Problem description |
Work out how many lines hold the string "мнения". The answer is a single number, nothing more.

[Supplied records start]

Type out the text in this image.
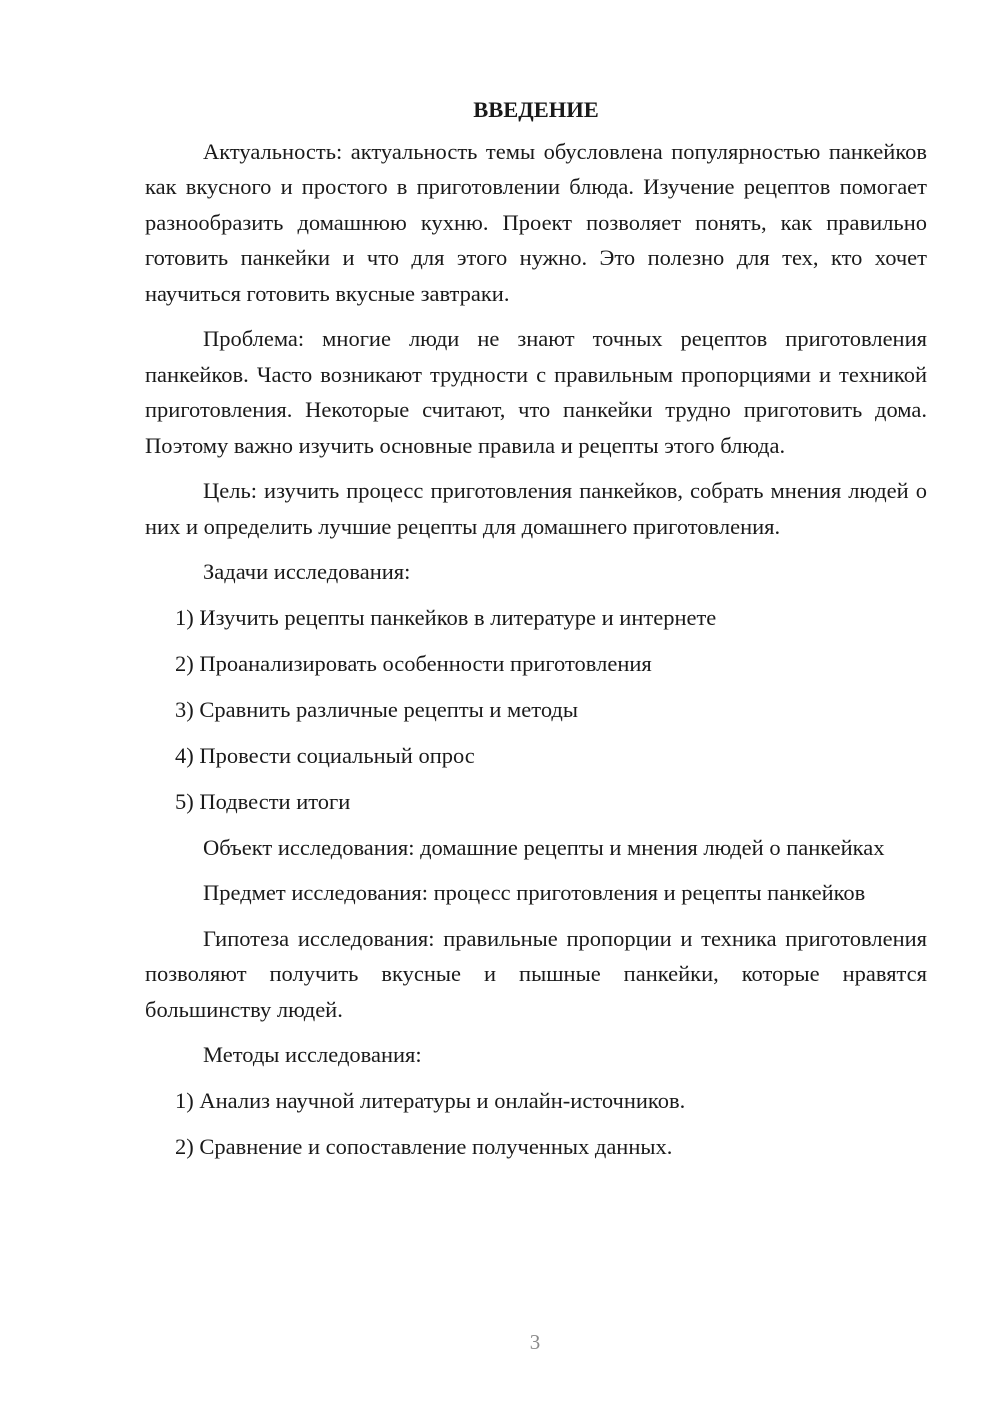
ВВЕДЕНИЕ

Актуальность: актуальность темы обусловлена популярностью панкейков как вкусного и простого в приготовлении блюда. Изучение рецептов помогает разнообразить домашнюю кухню. Проект позволяет понять, как правильно готовить панкейки и что для этого нужно. Это полезно для тех, кто хочет научиться готовить вкусные завтраки.

Проблема: многие люди не знают точных рецептов приготовления панкейков. Часто возникают трудности с правильным пропорциями и техникой приготовления. Некоторые считают, что панкейки трудно приготовить дома. Поэтому важно изучить основные правила и рецепты этого блюда.

Цель: изучить процесс приготовления панкейков, собрать мнения людей о них и определить лучшие рецепты для домашнего приготовления.

Задачи исследования:
1) Изучить рецепты панкейков в литературе и интернете
2) Проанализировать особенности приготовления
3) Сравнить различные рецепты и методы
4) Провести социальный опрос
5) Подвести итоги

Объект исследования: домашние рецепты и мнения людей о панкейках

Предмет исследования: процесс приготовления и рецепты панкейков

Гипотеза исследования: правильные пропорции и техника приготовления позволяют получить вкусные и пышные панкейки, которые нравятся большинству людей.

Методы исследования:
1) Анализ научной литературы и онлайн-источников.
2) Сравнение и сопоставление полученных данных.
3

[Supplied records end]

The solution |
2